(Short exercise)
From the records below, extract all the text exactly and leave the images behind.

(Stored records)
.....

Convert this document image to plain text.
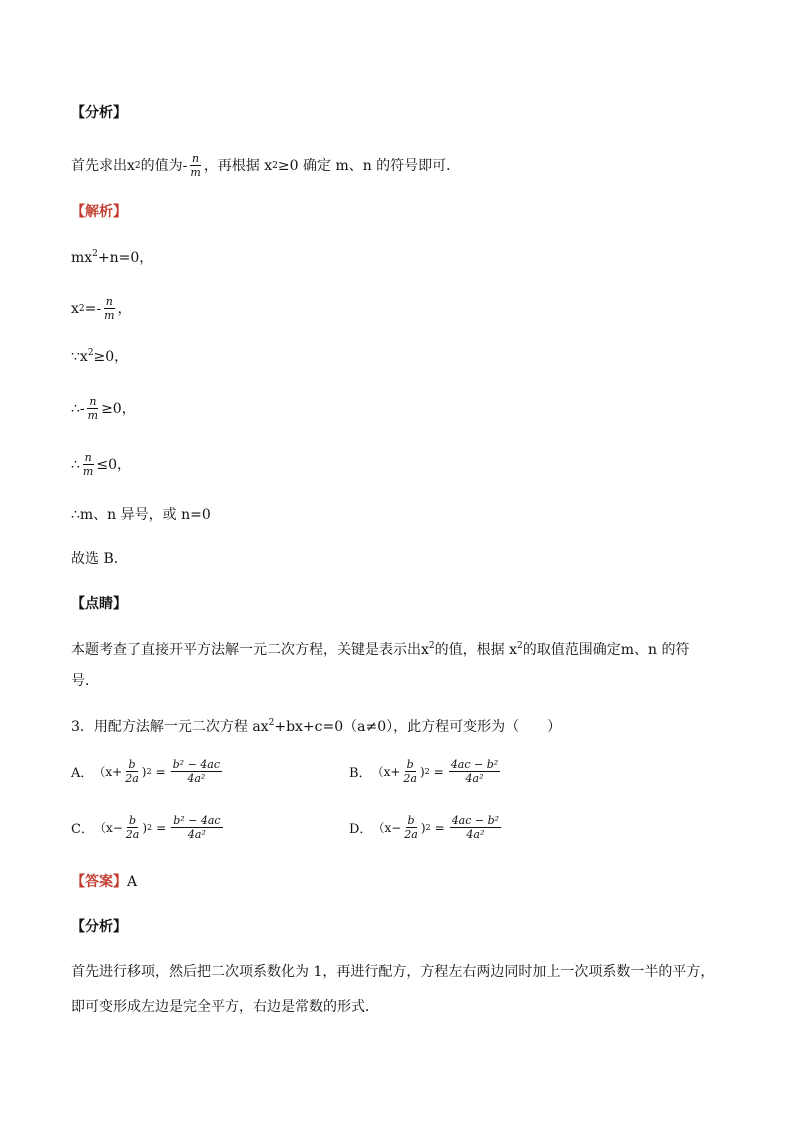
【分析】
首先求出x 2 的值为- $\frac{n}{m}$ ，再根据 x 2 ≥0 确定 m、n 的符号即可．
【解析】
$mx^2+n=0$，
x $2 =- \frac{n}{m}$ ，
$\because x^2\ge 0$，
∴- $\frac{n}{m} \ge 0$，
∴ $\frac{n}{m} \le 0$，
∴m、n 异号，或 n=0
故选 B．
【点睛】
本题考查了直接开平方法解一元二次方程，关键是表示出$x^2$的值，根据 $x^2$的取值范围确定m、n 的符
号．
3．用配方法解一元二次方程 $ax^2+bx+c=0(a\ne 0)$，此方程可变形为（　　）
A． （$x + \frac{b}{2a}$ ) $2 = \frac{\text{b² − 4ac}}{\text{4a²}}$	B． （$x + \frac{b}{2a}$ ) $2 = \frac{\text{4ac − b²}}{\text{4a²}}$
C． （$x - \frac{b}{2a}$ ) $2 = \frac{\text{b² − 4ac}}{\text{4a²}}$	D． （$x - \frac{b}{2a}$ ) $2 = \frac{\text{4ac − b²}}{\text{4a²}}$
【答案】A
【分析】
首先进行移项，然后把二次项系数化为 1，再进行配方，方程左右两边同时加上一次项系数一半的平方，
即可变形成左边是完全平方，右边是常数的形式．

.....

(Final answer)
Convert this document image to plain text.
【分析】
首先求出x 2 的值为- $\frac{n}{m}$ ，再根据 x 2 ≥0 确定 m、n 的符号即可．
【解析】
$mx^2+n=0$，
x $2 =- \frac{n}{m}$ ，
$\because x^2\ge 0$，
∴- $\frac{n}{m} \ge 0$，
∴ $\frac{n}{m} \le 0$，
∴m、n 异号，或 n=0
故选 B．
【点睛】
本题考查了直接开平方法解一元二次方程，关键是表示出$x^2$的值，根据 $x^2$的取值范围确定m、n 的符
号．
3．用配方法解一元二次方程 $ax^2+bx+c=0(a\ne 0)$，此方程可变形为（　　）
A． （$x + \frac{b}{2a}$ ) $2 = \frac{\text{b² − 4ac}}{\text{4a²}}$	B． （$x + \frac{b}{2a}$ ) $2 = \frac{\text{4ac − b²}}{\text{4a²}}$
C． （$x - \frac{b}{2a}$ ) $2 = \frac{\text{b² − 4ac}}{\text{4a²}}$	D． （$x - \frac{b}{2a}$ ) $2 = \frac{\text{4ac − b²}}{\text{4a²}}$
【答案】A
【分析】
首先进行移项，然后把二次项系数化为 1，再进行配方，方程左右两边同时加上一次项系数一半的平方，
即可变形成左边是完全平方，右边是常数的形式．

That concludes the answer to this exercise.